**Records for this exercise:**
────
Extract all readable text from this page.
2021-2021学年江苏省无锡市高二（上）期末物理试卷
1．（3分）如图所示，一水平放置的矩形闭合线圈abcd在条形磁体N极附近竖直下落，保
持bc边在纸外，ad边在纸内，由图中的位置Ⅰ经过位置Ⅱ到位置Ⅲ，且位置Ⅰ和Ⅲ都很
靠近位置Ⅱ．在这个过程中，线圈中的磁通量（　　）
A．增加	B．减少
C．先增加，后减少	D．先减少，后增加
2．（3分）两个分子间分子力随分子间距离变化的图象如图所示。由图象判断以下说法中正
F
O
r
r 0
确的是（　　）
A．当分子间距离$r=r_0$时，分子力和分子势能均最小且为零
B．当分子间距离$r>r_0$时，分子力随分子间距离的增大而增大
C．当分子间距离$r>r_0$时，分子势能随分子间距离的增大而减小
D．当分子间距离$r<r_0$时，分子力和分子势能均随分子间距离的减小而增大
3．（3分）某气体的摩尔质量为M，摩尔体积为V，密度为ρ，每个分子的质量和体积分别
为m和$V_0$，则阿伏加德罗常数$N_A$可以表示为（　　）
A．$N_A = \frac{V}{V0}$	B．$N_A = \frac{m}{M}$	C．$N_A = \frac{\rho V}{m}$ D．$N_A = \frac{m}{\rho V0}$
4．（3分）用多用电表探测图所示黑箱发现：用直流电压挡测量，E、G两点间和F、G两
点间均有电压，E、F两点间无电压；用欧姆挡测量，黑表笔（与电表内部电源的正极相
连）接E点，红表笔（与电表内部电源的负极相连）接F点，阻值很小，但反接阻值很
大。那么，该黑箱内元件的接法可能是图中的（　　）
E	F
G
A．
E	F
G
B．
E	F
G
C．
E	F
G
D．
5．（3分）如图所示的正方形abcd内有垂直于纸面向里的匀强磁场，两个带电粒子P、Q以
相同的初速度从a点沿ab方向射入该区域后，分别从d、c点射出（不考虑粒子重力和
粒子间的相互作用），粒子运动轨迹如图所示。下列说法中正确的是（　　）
────
Would you copy out each line exactly as written?

**Expected output:**
Extract all readable text from this page.
2021-2021学年江苏省无锡市高二（上）期末物理试卷
1．（3分）如图所示，一水平放置的矩形闭合线圈abcd在条形磁体N极附近竖直下落，保
持bc边在纸外，ad边在纸内，由图中的位置Ⅰ经过位置Ⅱ到位置Ⅲ，且位置Ⅰ和Ⅲ都很
靠近位置Ⅱ．在这个过程中，线圈中的磁通量（　　）
A．增加	B．减少
C．先增加，后减少	D．先减少，后增加
2．（3分）两个分子间分子力随分子间距离变化的图象如图所示。由图象判断以下说法中正
F
O
r
r 0
确的是（　　）
A．当分子间距离$r=r_0$时，分子力和分子势能均最小且为零
B．当分子间距离$r>r_0$时，分子力随分子间距离的增大而增大
C．当分子间距离$r>r_0$时，分子势能随分子间距离的增大而减小
D．当分子间距离$r<r_0$时，分子力和分子势能均随分子间距离的减小而增大
3．（3分）某气体的摩尔质量为M，摩尔体积为V，密度为ρ，每个分子的质量和体积分别
为m和$V_0$，则阿伏加德罗常数$N_A$可以表示为（　　）
A．$N_A = \frac{V}{V0}$	B．$N_A = \frac{m}{M}$	C．$N_A = \frac{\rho V}{m}$ D．$N_A = \frac{m}{\rho V0}$
4．（3分）用多用电表探测图所示黑箱发现：用直流电压挡测量，E、G两点间和F、G两
点间均有电压，E、F两点间无电压；用欧姆挡测量，黑表笔（与电表内部电源的正极相
连）接E点，红表笔（与电表内部电源的负极相连）接F点，阻值很小，但反接阻值很
大。那么，该黑箱内元件的接法可能是图中的（　　）
E	F
G
A．
E	F
G
B．
E	F
G
C．
E	F
G
D．
5．（3分）如图所示的正方形abcd内有垂直于纸面向里的匀强磁场，两个带电粒子P、Q以
相同的初速度从a点沿ab方向射入该区域后，分别从d、c点射出（不考虑粒子重力和
粒子间的相互作用），粒子运动轨迹如图所示。下列说法中正确的是（　　）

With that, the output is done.